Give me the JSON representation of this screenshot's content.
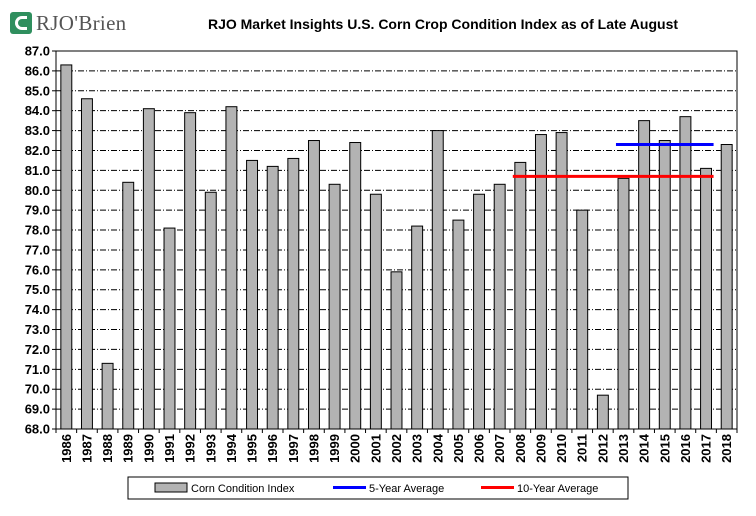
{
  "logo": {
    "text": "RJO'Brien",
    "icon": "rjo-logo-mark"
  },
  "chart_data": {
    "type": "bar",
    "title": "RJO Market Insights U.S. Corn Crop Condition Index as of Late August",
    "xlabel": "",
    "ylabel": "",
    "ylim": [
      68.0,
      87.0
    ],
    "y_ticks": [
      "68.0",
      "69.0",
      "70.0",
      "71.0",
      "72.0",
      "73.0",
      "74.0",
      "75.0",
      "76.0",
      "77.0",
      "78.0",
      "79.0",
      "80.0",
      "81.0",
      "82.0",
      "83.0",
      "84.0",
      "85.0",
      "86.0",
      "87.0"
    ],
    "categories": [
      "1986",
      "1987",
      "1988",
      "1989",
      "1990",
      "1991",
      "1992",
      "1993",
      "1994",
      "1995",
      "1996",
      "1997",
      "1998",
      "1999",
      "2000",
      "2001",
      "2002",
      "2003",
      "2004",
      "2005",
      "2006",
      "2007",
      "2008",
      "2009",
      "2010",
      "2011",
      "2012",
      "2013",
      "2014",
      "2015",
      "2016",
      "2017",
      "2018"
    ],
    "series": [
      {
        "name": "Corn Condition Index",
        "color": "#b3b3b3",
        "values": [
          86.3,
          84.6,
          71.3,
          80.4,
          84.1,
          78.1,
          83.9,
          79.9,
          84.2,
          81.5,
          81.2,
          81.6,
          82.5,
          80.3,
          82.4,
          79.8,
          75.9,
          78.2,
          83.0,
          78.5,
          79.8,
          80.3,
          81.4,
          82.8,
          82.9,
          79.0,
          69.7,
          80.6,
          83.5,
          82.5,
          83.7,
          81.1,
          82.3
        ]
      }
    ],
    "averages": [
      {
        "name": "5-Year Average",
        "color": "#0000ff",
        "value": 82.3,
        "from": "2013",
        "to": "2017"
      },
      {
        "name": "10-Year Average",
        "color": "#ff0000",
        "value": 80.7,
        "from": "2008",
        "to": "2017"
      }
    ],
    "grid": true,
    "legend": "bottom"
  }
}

Task details — Reproduce the listing exactly. Leave its pictures out.

Exercise output —
Give me the JSON representation of this screenshot's content.
{
  "logo": {
    "text": "RJO'Brien",
    "icon": "rjo-logo-mark"
  },
  "chart_data": {
    "type": "bar",
    "title": "RJO Market Insights U.S. Corn Crop Condition Index as of Late August",
    "xlabel": "",
    "ylabel": "",
    "ylim": [
      68.0,
      87.0
    ],
    "y_ticks": [
      "68.0",
      "69.0",
      "70.0",
      "71.0",
      "72.0",
      "73.0",
      "74.0",
      "75.0",
      "76.0",
      "77.0",
      "78.0",
      "79.0",
      "80.0",
      "81.0",
      "82.0",
      "83.0",
      "84.0",
      "85.0",
      "86.0",
      "87.0"
    ],
    "categories": [
      "1986",
      "1987",
      "1988",
      "1989",
      "1990",
      "1991",
      "1992",
      "1993",
      "1994",
      "1995",
      "1996",
      "1997",
      "1998",
      "1999",
      "2000",
      "2001",
      "2002",
      "2003",
      "2004",
      "2005",
      "2006",
      "2007",
      "2008",
      "2009",
      "2010",
      "2011",
      "2012",
      "2013",
      "2014",
      "2015",
      "2016",
      "2017",
      "2018"
    ],
    "series": [
      {
        "name": "Corn Condition Index",
        "color": "#b3b3b3",
        "values": [
          86.3,
          84.6,
          71.3,
          80.4,
          84.1,
          78.1,
          83.9,
          79.9,
          84.2,
          81.5,
          81.2,
          81.6,
          82.5,
          80.3,
          82.4,
          79.8,
          75.9,
          78.2,
          83.0,
          78.5,
          79.8,
          80.3,
          81.4,
          82.8,
          82.9,
          79.0,
          69.7,
          80.6,
          83.5,
          82.5,
          83.7,
          81.1,
          82.3
        ]
      }
    ],
    "averages": [
      {
        "name": "5-Year Average",
        "color": "#0000ff",
        "value": 82.3,
        "from": "2013",
        "to": "2017"
      },
      {
        "name": "10-Year Average",
        "color": "#ff0000",
        "value": 80.7,
        "from": "2008",
        "to": "2017"
      }
    ],
    "grid": true,
    "legend": "bottom"
  }
}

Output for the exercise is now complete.